-- Excerpt provided start --
Creatures of the Bridgewater Triangle-Part 2

Bridgewatger triangle

By Thomas D’Agostino

Mr. Andrade witnessed a bigfoot in 1978. He spied a huge strange-looking creature walking down a hill about two hundred feet in front of him. He described it as being over six feet tall, brown, and hairy. He could not see its face, as it was walking away from him. Since then he has recorded many accounts of the “Bridgewater Bigfoot.” He would later go on video describing his account and showing a representation of what he saw. It was not the first time he encountered the creature. While collecting firewood during a camping trip, he heard a very loud growl which he would later describe as sounding like “something from hell.”
His camp mates also heard the roar. Whatever it was, it was very close and gave them the impression it did not want them there. In all their years of camping in those woods, they never heard any such sound as that.
Three other campers pitched a tent in the woods near the swamp. Shortly after setting up camp, something threw a very large log at them, causing the party to vacate the premises. The next morning, they went back to fetch their gear and tried to lift the log that was thrown at them. All three had the most difficult time trying to hoist it off the ground. Whatever it was possessed immense strength to be able to catapult the massive piece of wood into the campsite.
-- Excerpt provided end --
-- Raw data start --
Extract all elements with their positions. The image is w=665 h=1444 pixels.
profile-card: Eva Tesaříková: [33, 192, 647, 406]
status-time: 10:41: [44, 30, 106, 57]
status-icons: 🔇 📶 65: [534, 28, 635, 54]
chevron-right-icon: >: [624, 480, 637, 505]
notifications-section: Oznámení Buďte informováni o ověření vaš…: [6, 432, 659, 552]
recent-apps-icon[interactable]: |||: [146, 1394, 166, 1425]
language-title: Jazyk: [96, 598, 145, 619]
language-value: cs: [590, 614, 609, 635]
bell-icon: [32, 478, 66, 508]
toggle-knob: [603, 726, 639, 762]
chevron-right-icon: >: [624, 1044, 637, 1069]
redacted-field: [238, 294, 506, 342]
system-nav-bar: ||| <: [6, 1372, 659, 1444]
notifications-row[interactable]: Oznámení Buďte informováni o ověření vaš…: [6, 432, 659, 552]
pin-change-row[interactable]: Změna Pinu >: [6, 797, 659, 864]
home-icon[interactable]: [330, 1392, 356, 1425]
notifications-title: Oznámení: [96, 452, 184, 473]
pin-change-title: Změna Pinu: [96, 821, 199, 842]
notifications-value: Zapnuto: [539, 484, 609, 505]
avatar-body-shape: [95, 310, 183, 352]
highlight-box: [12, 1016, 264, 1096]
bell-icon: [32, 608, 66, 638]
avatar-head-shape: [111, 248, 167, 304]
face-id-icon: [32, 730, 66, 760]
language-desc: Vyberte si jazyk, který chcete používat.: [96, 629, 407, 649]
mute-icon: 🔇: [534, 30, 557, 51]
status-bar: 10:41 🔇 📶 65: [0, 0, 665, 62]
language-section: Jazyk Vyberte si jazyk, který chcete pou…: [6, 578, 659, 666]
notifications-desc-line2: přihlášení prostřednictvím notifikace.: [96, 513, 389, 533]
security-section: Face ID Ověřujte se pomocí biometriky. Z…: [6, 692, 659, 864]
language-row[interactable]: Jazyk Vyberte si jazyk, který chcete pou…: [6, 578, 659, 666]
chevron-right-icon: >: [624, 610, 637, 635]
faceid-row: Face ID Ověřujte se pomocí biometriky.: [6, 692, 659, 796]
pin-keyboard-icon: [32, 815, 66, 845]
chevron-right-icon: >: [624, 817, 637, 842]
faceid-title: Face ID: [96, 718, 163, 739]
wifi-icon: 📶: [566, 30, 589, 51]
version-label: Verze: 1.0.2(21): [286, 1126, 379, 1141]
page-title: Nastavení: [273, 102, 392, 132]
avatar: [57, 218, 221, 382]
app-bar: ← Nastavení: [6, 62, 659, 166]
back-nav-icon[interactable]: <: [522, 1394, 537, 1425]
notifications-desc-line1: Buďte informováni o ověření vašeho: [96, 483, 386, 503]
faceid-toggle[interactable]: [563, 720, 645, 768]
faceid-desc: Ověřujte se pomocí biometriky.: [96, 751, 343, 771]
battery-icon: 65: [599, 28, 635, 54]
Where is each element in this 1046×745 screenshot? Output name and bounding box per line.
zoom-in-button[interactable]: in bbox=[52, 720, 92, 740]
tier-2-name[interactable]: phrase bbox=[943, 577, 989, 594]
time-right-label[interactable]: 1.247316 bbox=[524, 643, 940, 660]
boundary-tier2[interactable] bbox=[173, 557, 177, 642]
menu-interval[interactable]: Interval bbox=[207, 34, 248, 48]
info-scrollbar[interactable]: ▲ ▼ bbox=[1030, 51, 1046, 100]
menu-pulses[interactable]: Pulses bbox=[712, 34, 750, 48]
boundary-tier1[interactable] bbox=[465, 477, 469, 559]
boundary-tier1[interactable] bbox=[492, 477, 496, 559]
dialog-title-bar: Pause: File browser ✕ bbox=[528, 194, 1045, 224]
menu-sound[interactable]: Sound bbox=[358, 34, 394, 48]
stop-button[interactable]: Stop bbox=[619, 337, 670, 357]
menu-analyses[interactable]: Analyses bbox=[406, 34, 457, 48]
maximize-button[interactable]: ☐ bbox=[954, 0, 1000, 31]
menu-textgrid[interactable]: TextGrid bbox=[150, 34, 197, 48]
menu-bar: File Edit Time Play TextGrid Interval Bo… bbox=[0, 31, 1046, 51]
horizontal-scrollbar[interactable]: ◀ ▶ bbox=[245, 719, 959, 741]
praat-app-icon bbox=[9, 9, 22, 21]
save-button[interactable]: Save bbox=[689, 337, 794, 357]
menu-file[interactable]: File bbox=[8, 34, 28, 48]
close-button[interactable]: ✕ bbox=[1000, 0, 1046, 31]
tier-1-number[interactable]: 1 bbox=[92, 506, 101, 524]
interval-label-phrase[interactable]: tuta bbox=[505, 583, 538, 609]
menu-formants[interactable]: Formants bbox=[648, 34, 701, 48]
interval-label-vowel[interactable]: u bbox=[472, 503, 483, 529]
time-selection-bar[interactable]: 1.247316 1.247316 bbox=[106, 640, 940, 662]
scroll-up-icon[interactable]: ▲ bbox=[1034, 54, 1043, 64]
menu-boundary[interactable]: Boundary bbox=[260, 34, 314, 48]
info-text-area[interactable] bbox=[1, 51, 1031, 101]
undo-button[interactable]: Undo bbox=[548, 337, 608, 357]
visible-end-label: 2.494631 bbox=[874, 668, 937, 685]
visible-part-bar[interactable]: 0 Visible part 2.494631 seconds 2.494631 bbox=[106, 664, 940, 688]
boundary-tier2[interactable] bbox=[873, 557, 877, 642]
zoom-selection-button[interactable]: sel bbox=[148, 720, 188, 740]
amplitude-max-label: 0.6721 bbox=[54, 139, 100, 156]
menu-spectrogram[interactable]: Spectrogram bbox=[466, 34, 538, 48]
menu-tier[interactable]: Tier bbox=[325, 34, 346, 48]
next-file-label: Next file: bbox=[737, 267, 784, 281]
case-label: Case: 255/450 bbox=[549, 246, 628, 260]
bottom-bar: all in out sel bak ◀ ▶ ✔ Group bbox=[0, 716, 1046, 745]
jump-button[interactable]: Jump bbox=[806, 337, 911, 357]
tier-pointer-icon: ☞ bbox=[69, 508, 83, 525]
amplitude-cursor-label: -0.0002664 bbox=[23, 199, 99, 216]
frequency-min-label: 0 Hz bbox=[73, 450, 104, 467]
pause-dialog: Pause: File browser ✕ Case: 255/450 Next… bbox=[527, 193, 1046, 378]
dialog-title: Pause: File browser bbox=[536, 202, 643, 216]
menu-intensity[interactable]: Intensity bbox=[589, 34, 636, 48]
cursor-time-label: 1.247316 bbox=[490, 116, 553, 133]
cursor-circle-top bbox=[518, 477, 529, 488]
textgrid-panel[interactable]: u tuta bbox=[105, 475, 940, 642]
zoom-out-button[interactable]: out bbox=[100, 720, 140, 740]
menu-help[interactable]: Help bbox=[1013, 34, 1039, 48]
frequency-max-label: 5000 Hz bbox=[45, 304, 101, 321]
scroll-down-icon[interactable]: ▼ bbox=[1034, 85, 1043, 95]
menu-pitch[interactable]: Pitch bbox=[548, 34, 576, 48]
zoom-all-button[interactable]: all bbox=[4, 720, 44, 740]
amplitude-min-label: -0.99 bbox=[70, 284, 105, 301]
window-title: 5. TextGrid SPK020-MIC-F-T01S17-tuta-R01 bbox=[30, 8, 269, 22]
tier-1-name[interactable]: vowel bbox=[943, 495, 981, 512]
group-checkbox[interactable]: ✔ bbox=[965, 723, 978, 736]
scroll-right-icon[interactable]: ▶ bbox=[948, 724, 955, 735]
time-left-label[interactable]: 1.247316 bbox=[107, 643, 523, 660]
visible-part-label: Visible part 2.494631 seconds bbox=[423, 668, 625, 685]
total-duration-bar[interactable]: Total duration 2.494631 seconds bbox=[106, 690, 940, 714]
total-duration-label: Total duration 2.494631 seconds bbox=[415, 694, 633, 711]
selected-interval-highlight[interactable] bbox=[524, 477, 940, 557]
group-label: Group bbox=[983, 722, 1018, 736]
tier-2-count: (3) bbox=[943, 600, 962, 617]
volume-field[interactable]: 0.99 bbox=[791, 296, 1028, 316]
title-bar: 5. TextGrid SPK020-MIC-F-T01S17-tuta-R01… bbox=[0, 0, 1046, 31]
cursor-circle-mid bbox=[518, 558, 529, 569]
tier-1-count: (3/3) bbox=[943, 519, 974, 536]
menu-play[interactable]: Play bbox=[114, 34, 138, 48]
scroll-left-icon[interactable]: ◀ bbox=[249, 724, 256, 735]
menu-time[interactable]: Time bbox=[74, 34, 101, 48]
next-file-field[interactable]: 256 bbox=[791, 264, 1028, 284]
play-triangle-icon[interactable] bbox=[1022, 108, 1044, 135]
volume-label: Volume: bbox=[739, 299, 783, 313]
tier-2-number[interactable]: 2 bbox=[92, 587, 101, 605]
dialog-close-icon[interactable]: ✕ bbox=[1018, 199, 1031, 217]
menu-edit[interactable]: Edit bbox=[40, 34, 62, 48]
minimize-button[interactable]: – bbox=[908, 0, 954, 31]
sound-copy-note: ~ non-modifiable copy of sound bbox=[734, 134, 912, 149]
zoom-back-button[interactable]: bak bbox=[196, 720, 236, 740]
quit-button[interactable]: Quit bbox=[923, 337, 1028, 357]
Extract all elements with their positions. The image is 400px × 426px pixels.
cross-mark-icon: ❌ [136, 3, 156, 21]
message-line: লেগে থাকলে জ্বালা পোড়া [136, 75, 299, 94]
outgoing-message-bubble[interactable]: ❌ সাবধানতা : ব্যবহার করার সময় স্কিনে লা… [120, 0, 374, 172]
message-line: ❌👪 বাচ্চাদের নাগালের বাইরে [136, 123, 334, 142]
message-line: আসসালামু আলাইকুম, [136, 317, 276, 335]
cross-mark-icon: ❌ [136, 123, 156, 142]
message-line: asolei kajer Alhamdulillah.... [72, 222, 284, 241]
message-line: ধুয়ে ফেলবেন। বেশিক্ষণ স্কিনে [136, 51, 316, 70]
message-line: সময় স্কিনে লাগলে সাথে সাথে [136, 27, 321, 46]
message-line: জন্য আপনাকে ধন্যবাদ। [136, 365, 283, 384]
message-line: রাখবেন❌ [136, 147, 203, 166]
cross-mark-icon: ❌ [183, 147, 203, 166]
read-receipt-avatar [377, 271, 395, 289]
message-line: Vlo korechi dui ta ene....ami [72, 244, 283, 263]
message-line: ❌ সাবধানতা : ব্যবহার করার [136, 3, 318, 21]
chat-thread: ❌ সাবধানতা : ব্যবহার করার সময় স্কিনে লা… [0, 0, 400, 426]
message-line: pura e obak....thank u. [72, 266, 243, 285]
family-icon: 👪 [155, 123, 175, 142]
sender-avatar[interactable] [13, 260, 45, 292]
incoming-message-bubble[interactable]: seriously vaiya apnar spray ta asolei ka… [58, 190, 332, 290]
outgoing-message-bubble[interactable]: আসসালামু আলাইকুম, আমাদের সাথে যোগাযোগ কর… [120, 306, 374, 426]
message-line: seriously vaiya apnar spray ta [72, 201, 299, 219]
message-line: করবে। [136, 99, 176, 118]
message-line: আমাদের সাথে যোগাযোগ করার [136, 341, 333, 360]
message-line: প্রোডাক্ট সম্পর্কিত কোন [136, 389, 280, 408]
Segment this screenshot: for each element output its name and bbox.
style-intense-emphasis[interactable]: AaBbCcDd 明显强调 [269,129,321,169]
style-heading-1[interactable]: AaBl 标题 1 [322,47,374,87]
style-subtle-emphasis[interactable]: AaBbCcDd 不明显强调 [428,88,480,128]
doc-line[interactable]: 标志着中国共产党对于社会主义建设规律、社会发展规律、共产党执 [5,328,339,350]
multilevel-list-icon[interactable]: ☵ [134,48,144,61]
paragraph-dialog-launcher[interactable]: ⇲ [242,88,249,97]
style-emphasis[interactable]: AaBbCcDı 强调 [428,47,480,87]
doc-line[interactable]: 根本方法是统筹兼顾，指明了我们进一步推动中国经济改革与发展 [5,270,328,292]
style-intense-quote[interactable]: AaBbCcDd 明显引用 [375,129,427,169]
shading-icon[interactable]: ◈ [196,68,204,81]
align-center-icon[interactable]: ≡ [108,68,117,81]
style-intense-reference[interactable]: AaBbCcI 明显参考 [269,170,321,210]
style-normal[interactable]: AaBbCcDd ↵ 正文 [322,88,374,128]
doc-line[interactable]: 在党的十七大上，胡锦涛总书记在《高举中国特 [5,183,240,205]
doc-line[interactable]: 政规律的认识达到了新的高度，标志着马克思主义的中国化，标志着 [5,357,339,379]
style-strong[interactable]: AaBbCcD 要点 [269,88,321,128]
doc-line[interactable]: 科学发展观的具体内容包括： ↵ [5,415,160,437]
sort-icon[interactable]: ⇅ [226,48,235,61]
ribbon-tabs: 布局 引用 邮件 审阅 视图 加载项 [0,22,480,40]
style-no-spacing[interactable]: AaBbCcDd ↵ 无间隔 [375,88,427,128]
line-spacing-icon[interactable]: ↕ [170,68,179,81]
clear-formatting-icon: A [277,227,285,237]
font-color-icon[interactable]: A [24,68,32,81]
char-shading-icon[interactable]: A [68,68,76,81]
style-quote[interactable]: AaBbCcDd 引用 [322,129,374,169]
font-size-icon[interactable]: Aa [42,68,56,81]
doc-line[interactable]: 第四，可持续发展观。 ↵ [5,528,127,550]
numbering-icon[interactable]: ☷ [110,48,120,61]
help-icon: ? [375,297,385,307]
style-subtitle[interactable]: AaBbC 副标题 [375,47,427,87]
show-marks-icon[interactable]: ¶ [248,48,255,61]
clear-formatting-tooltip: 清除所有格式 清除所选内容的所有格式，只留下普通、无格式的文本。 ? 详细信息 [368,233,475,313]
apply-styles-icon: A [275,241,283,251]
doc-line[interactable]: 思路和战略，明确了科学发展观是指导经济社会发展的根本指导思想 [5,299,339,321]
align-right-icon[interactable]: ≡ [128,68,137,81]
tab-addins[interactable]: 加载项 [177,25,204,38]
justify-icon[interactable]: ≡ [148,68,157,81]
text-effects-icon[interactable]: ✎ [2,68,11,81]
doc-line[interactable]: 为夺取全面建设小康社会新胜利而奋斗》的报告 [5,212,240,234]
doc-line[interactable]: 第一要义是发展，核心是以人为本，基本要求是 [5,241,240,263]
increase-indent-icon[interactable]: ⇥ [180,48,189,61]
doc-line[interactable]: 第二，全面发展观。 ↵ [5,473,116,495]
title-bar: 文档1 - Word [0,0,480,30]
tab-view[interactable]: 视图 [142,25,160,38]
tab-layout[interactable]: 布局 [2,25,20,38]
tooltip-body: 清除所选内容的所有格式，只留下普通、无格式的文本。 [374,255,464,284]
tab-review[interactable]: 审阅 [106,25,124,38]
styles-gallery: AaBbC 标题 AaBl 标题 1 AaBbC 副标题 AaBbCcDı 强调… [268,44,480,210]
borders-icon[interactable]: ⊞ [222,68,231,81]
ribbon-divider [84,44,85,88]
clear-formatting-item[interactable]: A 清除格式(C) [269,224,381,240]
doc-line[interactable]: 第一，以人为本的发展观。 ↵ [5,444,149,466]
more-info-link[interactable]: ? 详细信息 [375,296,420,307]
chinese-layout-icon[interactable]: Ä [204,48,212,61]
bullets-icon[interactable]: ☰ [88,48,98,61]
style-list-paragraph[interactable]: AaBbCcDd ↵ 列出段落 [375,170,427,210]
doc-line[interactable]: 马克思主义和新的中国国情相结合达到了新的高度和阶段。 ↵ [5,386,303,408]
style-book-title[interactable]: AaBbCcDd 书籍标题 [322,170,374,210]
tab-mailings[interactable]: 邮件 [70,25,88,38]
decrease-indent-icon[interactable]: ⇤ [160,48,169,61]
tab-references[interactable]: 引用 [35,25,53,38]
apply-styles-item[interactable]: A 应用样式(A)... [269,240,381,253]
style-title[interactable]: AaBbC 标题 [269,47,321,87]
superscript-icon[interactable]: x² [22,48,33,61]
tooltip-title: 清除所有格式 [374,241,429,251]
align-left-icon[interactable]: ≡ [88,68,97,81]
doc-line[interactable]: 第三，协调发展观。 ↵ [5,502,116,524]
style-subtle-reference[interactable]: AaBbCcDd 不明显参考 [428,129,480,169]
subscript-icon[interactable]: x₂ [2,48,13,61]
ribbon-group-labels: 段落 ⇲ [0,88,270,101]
-- Raw data end --
Task instructions =
1. Answer these from the Bridgewater Triangle excerpt:
(a) In what year did Mr. Andrade see the bigfoot?
(b) About how far in front of him was the creature walking?
(c) What was thrown at the three campers near the swamp?
2. Reproduce word for word the passage of the Bridgewater Triangle excerpt between "Three other campers" and "into the campsite.", inclusive.
3. Resume the Bridgewater Triangle article from the point where it stops.

Answers given =
1.
(a) 1978
(b) About two hundred feet
(c) A very large log

2.
Three other campers pitched a tent in the woods near the swamp. Shortly after setting up camp, something threw a very large log at them, causing the party to vacate the premises. The next morning, they went back to fetch their gear and tried to lift the log that was thrown at them. All three had the most difficult time trying to hoist it off the ground. Whatever it was possessed immense strength to be able to catapult the massive piece of wood into the campsite.

3.
John Baker of West Bridgeport, Massachusetts witnessed the “bigfoot” monster in the early 1980s. While hunting in the swamp, he had the feeling someone, or something, was following him. He turned and saw a large hairy beast standing in the brush along the side of the water only a few yards from him.  The “thing” was tall, covered with hair, and smelled very badly. It turned and ran off into the woods. He has since searched for the creature, but has never come across it since that fateful day.
One of the oldest and amazing legends in New England pertaining to strange creatures is that of a small being called a Pukwudgie. Pukwudgie, or Puk-Wudjie, which roughly translates into English as “wild man of the woods” or “little wild man of the woods that vanishes.” These human-like little demons are deeply steeped into Wampanoag folklore and are considered the oldest and most dangerous mythical creatures in North America. Author, Educator and Historian Christopher Balzano hit it right on the nose when he stated “Large monsters are intimidating, but cannot fit under the bed, or in the closet, or in the corner of the room just beyond where the illumination hits. Small monsters can hide, sneak into thin cracks and slip out of sight.”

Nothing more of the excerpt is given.